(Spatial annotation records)
* * * * * * * * *

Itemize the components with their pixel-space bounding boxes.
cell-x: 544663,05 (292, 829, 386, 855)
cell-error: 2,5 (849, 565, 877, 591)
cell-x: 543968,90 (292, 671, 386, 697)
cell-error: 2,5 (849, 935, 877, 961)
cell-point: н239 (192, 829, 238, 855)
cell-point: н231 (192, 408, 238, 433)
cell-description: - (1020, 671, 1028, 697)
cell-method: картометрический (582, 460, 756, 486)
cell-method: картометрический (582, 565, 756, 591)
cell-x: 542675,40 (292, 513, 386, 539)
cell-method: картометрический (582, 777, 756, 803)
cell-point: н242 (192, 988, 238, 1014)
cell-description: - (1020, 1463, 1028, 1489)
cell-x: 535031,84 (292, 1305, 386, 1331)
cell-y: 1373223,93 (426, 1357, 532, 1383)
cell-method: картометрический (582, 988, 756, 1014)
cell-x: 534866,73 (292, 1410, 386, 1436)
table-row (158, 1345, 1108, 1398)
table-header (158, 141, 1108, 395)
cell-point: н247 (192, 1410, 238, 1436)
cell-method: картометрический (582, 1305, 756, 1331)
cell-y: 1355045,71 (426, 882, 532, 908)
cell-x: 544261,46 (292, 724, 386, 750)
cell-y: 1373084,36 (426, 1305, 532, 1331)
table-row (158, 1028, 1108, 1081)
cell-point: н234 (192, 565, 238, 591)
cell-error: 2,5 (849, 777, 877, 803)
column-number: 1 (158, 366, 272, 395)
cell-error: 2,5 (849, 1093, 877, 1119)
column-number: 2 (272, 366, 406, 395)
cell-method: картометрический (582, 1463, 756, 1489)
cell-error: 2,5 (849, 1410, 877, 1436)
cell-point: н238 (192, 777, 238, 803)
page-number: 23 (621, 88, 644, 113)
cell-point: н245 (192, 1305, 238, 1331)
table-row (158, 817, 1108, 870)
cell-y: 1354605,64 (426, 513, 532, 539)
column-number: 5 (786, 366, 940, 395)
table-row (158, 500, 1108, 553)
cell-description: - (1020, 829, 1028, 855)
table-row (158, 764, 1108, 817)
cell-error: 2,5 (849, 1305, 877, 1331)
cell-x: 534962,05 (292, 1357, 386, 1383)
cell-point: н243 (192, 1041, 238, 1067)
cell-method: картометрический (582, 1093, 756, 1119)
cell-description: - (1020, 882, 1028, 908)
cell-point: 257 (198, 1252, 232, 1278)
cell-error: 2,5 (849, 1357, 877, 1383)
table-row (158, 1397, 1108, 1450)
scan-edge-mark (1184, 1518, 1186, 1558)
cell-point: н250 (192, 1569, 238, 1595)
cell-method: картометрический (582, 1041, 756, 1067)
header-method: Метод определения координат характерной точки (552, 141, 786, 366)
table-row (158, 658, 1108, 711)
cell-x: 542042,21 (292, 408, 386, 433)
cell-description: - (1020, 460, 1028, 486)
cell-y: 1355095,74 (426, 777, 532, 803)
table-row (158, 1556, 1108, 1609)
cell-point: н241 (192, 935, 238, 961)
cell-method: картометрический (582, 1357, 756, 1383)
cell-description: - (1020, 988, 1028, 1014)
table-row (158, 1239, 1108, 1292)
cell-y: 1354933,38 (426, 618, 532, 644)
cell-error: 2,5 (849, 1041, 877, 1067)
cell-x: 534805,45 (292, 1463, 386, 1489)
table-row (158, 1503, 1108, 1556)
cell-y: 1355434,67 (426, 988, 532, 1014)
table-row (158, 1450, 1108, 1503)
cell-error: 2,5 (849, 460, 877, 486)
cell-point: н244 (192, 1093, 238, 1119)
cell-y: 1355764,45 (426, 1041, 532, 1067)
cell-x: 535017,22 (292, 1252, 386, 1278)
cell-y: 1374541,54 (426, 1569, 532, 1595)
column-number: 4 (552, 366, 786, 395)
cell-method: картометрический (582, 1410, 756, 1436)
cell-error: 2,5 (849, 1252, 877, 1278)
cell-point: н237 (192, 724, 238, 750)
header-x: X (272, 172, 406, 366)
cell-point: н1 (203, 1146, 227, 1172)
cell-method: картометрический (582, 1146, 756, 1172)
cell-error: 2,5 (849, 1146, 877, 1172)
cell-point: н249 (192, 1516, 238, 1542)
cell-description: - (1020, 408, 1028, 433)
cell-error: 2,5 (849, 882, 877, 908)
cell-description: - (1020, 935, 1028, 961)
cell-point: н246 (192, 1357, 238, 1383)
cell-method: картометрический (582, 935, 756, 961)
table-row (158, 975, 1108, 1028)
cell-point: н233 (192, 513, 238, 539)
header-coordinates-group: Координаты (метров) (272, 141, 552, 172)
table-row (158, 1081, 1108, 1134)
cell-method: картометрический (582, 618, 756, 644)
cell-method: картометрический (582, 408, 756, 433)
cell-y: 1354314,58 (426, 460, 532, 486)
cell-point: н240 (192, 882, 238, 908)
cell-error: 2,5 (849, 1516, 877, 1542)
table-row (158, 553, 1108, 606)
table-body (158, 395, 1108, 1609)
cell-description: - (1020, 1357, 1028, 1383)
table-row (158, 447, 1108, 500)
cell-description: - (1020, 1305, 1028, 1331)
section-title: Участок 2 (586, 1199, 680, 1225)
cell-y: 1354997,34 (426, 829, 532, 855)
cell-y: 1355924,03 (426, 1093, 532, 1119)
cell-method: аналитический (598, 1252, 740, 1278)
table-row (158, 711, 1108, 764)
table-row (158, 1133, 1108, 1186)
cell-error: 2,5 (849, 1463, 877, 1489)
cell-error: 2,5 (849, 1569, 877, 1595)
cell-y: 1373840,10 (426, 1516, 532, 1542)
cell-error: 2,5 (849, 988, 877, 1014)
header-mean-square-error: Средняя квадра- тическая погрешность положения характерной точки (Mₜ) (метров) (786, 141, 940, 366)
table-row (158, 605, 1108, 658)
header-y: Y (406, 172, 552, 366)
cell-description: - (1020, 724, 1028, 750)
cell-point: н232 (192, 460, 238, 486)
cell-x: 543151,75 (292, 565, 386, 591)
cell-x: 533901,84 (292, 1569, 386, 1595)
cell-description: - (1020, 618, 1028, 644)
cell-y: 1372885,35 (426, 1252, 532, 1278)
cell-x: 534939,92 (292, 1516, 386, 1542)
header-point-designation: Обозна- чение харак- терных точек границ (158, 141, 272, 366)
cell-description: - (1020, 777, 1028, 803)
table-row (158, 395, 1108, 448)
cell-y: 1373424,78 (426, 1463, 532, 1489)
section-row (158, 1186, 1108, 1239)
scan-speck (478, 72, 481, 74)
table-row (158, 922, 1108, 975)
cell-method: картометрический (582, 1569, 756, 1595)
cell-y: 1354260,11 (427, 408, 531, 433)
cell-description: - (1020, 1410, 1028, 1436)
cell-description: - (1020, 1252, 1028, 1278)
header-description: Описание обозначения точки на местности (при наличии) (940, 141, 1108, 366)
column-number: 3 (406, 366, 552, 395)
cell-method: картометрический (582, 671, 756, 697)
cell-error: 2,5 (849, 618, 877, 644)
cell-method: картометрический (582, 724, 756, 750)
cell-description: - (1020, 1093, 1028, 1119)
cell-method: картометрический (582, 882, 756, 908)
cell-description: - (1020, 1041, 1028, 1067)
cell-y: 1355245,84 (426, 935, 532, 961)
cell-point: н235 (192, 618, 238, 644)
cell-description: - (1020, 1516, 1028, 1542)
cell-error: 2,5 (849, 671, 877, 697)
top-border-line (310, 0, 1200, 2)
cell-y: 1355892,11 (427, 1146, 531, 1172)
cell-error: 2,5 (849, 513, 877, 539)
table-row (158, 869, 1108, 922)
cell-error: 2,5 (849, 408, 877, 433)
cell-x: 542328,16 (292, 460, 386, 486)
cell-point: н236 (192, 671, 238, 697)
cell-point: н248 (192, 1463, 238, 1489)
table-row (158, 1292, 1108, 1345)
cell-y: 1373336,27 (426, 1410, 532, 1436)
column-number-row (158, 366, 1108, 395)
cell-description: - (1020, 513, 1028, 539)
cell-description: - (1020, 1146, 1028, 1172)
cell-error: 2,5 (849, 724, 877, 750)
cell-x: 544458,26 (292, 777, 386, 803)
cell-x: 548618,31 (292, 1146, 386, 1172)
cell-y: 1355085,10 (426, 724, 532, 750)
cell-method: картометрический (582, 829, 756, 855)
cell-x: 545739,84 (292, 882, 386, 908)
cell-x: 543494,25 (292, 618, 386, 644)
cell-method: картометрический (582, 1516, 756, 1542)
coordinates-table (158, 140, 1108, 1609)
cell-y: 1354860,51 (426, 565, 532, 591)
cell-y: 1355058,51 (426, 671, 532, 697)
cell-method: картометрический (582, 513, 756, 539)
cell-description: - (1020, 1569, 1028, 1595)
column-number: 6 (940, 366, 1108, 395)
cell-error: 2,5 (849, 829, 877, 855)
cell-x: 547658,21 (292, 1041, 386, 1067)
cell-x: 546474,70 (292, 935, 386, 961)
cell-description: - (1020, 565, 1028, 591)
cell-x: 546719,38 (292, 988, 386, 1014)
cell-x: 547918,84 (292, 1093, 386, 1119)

* * * * * * * * *

**Given request**
Rename "cell-method" to "cell-technique" in the material from its first line through the line holding "cell-description: - (1020, 1463, 1028, 1489)", inclusive. Write out those lines again with everything else left unchanged.

**Exercise output**
Itemize the components with their pixel-space bounding boxes.
cell-x: 544663,05 (292, 829, 386, 855)
cell-error: 2,5 (849, 565, 877, 591)
cell-x: 543968,90 (292, 671, 386, 697)
cell-error: 2,5 (849, 935, 877, 961)
cell-point: н239 (192, 829, 238, 855)
cell-point: н231 (192, 408, 238, 433)
cell-description: - (1020, 671, 1028, 697)
cell-technique: картометрический (582, 460, 756, 486)
cell-technique: картометрический (582, 565, 756, 591)
cell-x: 542675,40 (292, 513, 386, 539)
cell-technique: картометрический (582, 777, 756, 803)
cell-point: н242 (192, 988, 238, 1014)
cell-description: - (1020, 1463, 1028, 1489)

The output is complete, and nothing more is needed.